▶ [Brief]: Reproduce the listing below without any change.
********************
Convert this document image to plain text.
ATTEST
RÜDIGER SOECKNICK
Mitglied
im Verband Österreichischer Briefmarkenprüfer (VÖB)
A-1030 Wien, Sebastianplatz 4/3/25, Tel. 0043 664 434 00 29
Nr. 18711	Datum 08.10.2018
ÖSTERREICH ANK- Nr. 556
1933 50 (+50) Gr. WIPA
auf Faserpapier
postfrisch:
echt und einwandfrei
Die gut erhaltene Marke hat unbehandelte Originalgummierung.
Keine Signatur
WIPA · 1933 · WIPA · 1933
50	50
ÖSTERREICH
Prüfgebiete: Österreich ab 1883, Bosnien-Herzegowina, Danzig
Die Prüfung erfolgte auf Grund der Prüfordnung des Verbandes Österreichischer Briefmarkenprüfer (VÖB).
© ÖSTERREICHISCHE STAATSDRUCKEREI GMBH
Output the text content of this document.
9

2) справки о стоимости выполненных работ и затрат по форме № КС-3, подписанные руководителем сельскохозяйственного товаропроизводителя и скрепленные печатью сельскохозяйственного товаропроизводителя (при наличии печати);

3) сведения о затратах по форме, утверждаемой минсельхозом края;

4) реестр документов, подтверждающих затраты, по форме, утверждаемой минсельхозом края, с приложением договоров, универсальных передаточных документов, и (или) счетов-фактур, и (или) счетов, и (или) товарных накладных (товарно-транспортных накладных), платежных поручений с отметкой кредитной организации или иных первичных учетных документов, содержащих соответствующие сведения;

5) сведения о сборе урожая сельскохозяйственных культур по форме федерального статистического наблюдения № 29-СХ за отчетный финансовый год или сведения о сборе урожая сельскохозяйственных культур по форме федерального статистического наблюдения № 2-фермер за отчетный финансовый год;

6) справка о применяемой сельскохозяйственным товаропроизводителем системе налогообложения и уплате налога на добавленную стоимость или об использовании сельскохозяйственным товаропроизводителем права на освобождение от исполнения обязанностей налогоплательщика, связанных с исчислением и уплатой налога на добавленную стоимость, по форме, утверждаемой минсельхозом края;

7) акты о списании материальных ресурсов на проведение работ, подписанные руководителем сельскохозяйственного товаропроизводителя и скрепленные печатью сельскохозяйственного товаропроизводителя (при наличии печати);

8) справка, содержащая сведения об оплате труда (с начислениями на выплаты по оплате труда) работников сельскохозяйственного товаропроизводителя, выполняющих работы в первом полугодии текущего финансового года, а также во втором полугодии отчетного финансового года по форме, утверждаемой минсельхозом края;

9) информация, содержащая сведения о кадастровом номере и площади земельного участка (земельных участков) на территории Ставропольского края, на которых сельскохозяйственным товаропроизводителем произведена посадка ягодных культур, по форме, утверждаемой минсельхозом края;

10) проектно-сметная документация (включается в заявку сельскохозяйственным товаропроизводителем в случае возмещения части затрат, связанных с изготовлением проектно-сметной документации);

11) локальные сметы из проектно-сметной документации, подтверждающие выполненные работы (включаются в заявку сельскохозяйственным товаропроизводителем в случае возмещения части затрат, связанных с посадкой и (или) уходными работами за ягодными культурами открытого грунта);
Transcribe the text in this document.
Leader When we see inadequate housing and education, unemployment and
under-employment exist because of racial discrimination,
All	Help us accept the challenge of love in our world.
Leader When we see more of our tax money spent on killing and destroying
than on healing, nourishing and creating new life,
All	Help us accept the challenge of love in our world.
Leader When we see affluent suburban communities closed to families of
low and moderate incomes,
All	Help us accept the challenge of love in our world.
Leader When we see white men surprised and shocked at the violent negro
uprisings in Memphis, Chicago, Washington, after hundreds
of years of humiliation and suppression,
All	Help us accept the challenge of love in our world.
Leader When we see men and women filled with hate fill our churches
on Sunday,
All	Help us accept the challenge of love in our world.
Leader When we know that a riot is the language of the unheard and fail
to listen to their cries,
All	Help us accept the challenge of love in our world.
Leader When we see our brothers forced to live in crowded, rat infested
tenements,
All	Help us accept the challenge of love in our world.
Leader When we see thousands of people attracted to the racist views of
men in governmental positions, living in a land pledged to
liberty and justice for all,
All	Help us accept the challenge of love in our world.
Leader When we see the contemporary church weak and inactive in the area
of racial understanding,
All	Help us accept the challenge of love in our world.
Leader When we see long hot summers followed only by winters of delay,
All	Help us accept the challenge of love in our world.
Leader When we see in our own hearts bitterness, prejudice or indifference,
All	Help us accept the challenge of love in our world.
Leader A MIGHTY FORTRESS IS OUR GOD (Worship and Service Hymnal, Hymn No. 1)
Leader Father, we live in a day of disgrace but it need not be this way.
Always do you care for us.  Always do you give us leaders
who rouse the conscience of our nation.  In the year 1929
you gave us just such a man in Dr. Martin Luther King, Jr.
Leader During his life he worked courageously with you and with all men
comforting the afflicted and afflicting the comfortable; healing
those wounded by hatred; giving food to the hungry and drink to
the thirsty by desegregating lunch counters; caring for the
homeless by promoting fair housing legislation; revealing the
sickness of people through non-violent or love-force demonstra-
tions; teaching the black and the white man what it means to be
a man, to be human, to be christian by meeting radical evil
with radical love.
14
********************
▶ [Exercise result]:
Convert this document image to plain text.
ATTEST
RÜDIGER SOECKNICK
Mitglied
im Verband Österreichischer Briefmarkenprüfer (VÖB)
A-1030 Wien, Sebastianplatz 4/3/25, Tel. 0043 664 434 00 29
Nr. 18711	Datum 08.10.2018
ÖSTERREICH ANK- Nr. 556
1933 50 (+50) Gr. WIPA
auf Faserpapier
postfrisch:
echt und einwandfrei
Die gut erhaltene Marke hat unbehandelte Originalgummierung.
Keine Signatur
WIPA · 1933 · WIPA · 1933
50	50
ÖSTERREICH
Prüfgebiete: Österreich ab 1883, Bosnien-Herzegowina, Danzig
Die Prüfung erfolgte auf Grund der Prüfordnung des Verbandes Österreichischer Briefmarkenprüfer (VÖB).
© ÖSTERREICHISCHE STAATSDRUCKEREI GMBH
Output the text content of this document.
9

2) справки о стоимости выполненных работ и затрат по форме № КС-3, подписанные руководителем сельскохозяйственного товаропроизводителя и скрепленные печатью сельскохозяйственного товаропроизводителя (при наличии печати);

3) сведения о затратах по форме, утверждаемой минсельхозом края;

4) реестр документов, подтверждающих затраты, по форме, утверждаемой минсельхозом края, с приложением договоров, универсальных передаточных документов, и (или) счетов-фактур, и (или) счетов, и (или) товарных накладных (товарно-транспортных накладных), платежных поручений с отметкой кредитной организации или иных первичных учетных документов, содержащих соответствующие сведения;

5) сведения о сборе урожая сельскохозяйственных культур по форме федерального статистического наблюдения № 29-СХ за отчетный финансовый год или сведения о сборе урожая сельскохозяйственных культур по форме федерального статистического наблюдения № 2-фермер за отчетный финансовый год;

6) справка о применяемой сельскохозяйственным товаропроизводителем системе налогообложения и уплате налога на добавленную стоимость или об использовании сельскохозяйственным товаропроизводителем права на освобождение от исполнения обязанностей налогоплательщика, связанных с исчислением и уплатой налога на добавленную стоимость, по форме, утверждаемой минсельхозом края;

7) акты о списании материальных ресурсов на проведение работ, подписанные руководителем сельскохозяйственного товаропроизводителя и скрепленные печатью сельскохозяйственного товаропроизводителя (при наличии печати);

8) справка, содержащая сведения об оплате труда (с начислениями на выплаты по оплате труда) работников сельскохозяйственного товаропроизводителя, выполняющих работы в первом полугодии текущего финансового года, а также во втором полугодии отчетного финансового года по форме, утверждаемой минсельхозом края;

9) информация, содержащая сведения о кадастровом номере и площади земельного участка (земельных участков) на территории Ставропольского края, на которых сельскохозяйственным товаропроизводителем произведена посадка ягодных культур, по форме, утверждаемой минсельхозом края;

10) проектно-сметная документация (включается в заявку сельскохозяйственным товаропроизводителем в случае возмещения части затрат, связанных с изготовлением проектно-сметной документации);

11) локальные сметы из проектно-сметной документации, подтверждающие выполненные работы (включаются в заявку сельскохозяйственным товаропроизводителем в случае возмещения части затрат, связанных с посадкой и (или) уходными работами за ягодными культурами открытого грунта);
Transcribe the text in this document.
Leader When we see inadequate housing and education, unemployment and
under-employment exist because of racial discrimination,
All	Help us accept the challenge of love in our world.
Leader When we see more of our tax money spent on killing and destroying
than on healing, nourishing and creating new life,
All	Help us accept the challenge of love in our world.
Leader When we see affluent suburban communities closed to families of
low and moderate incomes,
All	Help us accept the challenge of love in our world.
Leader When we see white men surprised and shocked at the violent negro
uprisings in Memphis, Chicago, Washington, after hundreds
of years of humiliation and suppression,
All	Help us accept the challenge of love in our world.
Leader When we see men and women filled with hate fill our churches
on Sunday,
All	Help us accept the challenge of love in our world.
Leader When we know that a riot is the language of the unheard and fail
to listen to their cries,
All	Help us accept the challenge of love in our world.
Leader When we see our brothers forced to live in crowded, rat infested
tenements,
All	Help us accept the challenge of love in our world.
Leader When we see thousands of people attracted to the racist views of
men in governmental positions, living in a land pledged to
liberty and justice for all,
All	Help us accept the challenge of love in our world.
Leader When we see the contemporary church weak and inactive in the area
of racial understanding,
All	Help us accept the challenge of love in our world.
Leader When we see long hot summers followed only by winters of delay,
All	Help us accept the challenge of love in our world.
Leader When we see in our own hearts bitterness, prejudice or indifference,
All	Help us accept the challenge of love in our world.
Leader A MIGHTY FORTRESS IS OUR GOD (Worship and Service Hymnal, Hymn No. 1)
Leader Father, we live in a day of disgrace but it need not be this way.
Always do you care for us.  Always do you give us leaders
who rouse the conscience of our nation.  In the year 1929
you gave us just such a man in Dr. Martin Luther King, Jr.
Leader During his life he worked courageously with you and with all men
comforting the afflicted and afflicting the comfortable; healing
those wounded by hatred; giving food to the hungry and drink to
the thirsty by desegregating lunch counters; caring for the
homeless by promoting fair housing legislation; revealing the
sickness of people through non-violent or love-force demonstra-
tions; teaching the black and the white man what it means to be
a man, to be human, to be christian by meeting radical evil
with radical love.
14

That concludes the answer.